> _WHAT THE TASK ASKS_
Scan the data. Collect each line that contains the word "content".

> _DATA EXCERPTS_
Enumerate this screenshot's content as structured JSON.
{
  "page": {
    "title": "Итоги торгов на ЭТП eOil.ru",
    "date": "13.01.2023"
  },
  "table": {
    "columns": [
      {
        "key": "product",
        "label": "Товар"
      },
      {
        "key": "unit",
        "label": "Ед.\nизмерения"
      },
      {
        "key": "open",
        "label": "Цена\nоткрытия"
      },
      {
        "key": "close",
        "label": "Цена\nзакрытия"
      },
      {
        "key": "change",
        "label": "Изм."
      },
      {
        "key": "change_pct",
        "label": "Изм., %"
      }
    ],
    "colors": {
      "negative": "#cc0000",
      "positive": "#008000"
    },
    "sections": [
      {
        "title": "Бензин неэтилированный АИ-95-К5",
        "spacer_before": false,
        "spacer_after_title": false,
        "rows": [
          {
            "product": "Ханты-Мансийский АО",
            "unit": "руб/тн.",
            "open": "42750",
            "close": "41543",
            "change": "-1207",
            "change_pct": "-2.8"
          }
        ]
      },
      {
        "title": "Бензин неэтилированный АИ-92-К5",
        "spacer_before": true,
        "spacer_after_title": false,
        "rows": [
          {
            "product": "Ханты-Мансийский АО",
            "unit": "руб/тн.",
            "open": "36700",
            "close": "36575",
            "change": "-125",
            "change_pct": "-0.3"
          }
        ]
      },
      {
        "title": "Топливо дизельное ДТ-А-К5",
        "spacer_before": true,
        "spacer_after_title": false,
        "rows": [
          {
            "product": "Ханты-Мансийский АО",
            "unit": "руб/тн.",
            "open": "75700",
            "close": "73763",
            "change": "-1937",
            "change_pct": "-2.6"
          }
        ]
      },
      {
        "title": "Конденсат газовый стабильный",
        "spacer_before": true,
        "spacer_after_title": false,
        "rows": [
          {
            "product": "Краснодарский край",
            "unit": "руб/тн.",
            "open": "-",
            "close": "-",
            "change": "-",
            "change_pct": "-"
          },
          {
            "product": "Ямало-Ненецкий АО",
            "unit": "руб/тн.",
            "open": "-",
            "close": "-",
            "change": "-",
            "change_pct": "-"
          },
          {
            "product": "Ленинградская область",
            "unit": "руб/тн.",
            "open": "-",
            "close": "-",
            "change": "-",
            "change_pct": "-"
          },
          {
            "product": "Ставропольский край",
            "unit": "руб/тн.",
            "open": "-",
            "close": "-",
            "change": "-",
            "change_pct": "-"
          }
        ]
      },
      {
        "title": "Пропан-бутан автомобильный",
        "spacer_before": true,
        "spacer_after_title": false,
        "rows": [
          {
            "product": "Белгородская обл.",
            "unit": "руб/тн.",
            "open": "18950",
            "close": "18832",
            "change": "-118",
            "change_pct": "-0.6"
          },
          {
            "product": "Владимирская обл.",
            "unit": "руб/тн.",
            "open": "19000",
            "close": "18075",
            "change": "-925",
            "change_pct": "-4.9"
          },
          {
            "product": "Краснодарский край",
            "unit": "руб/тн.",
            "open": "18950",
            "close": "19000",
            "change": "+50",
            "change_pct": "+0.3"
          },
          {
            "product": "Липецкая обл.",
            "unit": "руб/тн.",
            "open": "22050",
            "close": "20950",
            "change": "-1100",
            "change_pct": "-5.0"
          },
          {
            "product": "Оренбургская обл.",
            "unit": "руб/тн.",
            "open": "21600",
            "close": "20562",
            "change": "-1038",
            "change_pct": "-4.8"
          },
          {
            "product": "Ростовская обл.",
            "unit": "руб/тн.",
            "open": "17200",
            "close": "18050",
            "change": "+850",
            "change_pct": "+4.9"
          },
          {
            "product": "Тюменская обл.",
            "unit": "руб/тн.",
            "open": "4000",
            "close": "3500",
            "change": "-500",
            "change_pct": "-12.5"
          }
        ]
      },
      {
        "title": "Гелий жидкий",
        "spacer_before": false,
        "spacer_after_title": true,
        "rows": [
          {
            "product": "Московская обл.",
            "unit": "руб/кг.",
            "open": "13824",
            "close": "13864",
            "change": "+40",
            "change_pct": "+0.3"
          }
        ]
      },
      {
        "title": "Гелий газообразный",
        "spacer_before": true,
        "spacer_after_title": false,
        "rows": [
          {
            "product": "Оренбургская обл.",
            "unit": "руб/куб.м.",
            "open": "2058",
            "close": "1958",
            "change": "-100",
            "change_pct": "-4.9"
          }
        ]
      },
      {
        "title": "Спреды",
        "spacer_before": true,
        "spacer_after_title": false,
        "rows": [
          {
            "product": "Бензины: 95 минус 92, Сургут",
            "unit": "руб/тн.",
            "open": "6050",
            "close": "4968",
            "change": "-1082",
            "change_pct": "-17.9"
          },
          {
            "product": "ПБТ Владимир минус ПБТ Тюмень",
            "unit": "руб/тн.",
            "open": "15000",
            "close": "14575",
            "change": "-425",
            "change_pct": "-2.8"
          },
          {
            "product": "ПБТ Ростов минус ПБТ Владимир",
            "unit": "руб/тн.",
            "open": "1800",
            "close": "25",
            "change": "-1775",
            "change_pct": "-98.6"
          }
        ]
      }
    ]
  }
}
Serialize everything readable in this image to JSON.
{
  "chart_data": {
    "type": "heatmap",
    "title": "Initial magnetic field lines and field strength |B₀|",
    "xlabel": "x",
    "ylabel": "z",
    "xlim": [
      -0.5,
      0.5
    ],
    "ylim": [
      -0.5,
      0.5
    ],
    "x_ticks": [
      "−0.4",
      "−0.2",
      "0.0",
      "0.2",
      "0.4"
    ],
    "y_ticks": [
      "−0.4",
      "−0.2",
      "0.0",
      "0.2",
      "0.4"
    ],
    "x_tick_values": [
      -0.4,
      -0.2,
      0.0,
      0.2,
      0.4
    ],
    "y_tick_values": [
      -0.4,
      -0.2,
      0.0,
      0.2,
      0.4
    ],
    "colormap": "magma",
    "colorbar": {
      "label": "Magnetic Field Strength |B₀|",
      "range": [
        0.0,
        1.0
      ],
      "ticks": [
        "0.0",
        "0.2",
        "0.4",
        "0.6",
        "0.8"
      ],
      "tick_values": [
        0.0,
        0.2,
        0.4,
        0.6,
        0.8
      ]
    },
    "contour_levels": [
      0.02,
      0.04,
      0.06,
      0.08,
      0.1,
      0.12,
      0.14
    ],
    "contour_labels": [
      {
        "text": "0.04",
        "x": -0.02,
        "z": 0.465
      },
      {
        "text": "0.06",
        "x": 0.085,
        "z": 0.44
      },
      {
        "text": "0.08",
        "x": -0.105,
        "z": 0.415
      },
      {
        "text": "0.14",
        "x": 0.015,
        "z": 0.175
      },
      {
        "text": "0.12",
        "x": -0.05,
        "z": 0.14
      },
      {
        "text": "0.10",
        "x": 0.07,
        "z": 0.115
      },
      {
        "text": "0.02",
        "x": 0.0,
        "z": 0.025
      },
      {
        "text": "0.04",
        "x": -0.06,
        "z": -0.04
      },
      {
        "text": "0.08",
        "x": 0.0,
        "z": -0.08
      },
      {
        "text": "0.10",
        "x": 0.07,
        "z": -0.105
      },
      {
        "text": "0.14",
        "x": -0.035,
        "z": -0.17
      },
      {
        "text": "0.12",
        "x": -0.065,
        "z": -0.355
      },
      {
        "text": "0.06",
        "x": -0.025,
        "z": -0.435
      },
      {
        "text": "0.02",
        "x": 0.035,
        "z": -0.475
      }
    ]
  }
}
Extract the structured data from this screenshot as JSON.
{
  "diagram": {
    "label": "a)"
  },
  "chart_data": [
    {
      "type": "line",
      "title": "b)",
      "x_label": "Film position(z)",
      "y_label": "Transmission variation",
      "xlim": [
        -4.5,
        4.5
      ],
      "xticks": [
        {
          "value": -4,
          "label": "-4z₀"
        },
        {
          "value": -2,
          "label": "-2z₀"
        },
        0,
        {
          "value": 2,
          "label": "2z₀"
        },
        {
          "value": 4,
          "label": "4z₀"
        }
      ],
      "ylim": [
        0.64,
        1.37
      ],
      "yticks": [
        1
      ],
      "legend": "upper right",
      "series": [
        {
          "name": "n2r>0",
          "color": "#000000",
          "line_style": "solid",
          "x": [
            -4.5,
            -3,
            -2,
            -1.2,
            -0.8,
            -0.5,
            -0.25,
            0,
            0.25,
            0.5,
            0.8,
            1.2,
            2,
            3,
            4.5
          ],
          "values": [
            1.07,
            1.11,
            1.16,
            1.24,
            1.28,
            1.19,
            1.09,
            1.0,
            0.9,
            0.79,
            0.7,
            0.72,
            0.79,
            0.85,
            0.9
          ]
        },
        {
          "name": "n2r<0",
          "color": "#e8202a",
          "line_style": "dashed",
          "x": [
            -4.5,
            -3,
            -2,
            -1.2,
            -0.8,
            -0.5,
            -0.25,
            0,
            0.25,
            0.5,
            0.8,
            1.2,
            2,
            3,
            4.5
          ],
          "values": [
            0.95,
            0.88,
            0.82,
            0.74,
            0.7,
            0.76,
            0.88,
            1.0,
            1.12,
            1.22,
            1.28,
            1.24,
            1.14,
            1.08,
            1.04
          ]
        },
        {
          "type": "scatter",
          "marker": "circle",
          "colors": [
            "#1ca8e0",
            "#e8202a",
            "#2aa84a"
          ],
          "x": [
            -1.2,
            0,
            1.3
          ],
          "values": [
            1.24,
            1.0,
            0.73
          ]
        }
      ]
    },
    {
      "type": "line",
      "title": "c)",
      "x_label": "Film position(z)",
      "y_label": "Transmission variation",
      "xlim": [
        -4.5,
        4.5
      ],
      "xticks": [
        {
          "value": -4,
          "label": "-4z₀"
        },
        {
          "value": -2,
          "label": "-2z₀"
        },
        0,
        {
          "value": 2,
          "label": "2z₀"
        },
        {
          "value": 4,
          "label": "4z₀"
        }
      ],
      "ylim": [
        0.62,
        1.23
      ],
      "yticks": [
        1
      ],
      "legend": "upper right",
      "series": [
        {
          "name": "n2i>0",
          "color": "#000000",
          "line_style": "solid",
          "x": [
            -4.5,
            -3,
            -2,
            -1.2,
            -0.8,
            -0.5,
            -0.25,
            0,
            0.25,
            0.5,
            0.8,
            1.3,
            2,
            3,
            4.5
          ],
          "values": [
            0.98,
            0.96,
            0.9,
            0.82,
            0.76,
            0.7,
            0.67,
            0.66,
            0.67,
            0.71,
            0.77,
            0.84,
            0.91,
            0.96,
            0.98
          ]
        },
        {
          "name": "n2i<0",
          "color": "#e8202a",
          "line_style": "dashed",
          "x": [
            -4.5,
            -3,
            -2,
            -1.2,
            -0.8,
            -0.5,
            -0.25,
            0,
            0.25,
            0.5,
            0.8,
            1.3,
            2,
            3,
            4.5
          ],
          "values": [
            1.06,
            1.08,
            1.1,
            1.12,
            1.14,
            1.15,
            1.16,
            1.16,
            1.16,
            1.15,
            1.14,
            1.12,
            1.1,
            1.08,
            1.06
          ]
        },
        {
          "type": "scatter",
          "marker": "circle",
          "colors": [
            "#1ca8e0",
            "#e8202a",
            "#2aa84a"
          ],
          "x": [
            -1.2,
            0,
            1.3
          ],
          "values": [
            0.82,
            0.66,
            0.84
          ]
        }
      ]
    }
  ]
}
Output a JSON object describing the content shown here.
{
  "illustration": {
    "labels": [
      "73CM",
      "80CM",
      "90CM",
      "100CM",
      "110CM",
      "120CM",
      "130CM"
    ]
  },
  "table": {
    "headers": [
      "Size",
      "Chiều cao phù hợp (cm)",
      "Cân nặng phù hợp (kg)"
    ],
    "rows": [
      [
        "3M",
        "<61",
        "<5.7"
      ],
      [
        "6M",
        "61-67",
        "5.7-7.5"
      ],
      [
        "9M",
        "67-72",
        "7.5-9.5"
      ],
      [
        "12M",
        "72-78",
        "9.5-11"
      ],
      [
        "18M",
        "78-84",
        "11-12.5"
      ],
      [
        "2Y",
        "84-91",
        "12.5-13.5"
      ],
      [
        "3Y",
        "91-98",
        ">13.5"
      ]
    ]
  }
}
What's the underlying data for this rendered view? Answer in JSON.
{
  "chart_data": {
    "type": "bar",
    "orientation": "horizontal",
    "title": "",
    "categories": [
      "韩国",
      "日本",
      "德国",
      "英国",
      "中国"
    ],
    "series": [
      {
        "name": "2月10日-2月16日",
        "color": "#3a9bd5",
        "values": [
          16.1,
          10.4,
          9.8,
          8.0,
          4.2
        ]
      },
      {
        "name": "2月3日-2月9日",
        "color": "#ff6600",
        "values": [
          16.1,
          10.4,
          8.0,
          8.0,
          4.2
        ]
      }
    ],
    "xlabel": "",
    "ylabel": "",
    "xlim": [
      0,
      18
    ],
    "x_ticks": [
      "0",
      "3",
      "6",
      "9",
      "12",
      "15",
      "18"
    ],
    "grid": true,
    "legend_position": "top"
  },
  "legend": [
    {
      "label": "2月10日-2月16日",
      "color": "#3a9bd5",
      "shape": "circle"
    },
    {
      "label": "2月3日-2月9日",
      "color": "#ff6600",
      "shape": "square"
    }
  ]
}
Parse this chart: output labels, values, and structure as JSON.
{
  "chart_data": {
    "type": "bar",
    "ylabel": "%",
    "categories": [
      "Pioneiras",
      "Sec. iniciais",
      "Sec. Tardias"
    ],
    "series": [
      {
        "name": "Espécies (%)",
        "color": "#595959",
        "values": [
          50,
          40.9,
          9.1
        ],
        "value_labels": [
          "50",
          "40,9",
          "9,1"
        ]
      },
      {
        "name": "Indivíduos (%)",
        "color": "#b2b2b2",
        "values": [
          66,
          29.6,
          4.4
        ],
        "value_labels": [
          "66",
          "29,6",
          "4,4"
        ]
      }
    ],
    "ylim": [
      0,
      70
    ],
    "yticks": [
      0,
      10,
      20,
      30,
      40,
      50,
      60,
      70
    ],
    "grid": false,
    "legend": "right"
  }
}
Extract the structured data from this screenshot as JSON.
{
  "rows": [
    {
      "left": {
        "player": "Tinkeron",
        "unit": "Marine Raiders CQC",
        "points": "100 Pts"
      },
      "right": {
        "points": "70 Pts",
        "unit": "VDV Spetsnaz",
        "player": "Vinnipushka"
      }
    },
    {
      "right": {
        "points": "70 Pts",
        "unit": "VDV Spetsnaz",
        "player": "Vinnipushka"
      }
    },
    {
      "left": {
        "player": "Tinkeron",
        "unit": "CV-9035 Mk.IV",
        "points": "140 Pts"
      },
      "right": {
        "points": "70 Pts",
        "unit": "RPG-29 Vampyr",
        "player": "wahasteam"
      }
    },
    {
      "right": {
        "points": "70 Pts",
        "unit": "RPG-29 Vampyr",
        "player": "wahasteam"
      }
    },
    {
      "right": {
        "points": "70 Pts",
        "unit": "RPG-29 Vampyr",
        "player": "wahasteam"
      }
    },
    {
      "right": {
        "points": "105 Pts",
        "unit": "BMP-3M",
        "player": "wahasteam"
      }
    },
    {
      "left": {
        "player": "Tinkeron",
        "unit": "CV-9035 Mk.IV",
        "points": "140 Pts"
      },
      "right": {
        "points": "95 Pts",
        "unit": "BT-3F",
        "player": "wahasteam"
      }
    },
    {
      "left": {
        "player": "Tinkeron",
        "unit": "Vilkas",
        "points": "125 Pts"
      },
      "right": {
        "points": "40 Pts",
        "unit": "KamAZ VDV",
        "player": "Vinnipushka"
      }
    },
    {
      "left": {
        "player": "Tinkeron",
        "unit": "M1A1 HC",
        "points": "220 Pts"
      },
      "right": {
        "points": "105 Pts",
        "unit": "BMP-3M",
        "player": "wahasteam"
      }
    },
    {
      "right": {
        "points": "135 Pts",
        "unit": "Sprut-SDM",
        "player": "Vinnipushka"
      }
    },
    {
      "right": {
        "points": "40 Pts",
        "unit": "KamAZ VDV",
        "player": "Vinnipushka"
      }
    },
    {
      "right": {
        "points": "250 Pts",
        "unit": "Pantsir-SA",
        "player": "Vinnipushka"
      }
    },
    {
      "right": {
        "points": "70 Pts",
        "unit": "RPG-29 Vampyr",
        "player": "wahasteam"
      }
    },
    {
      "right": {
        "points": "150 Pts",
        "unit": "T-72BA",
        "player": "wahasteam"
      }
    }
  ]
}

> _FULL ANSWER_
Enumerate this screenshot's content as structured JSON.
Output a JSON object describing the content shown here.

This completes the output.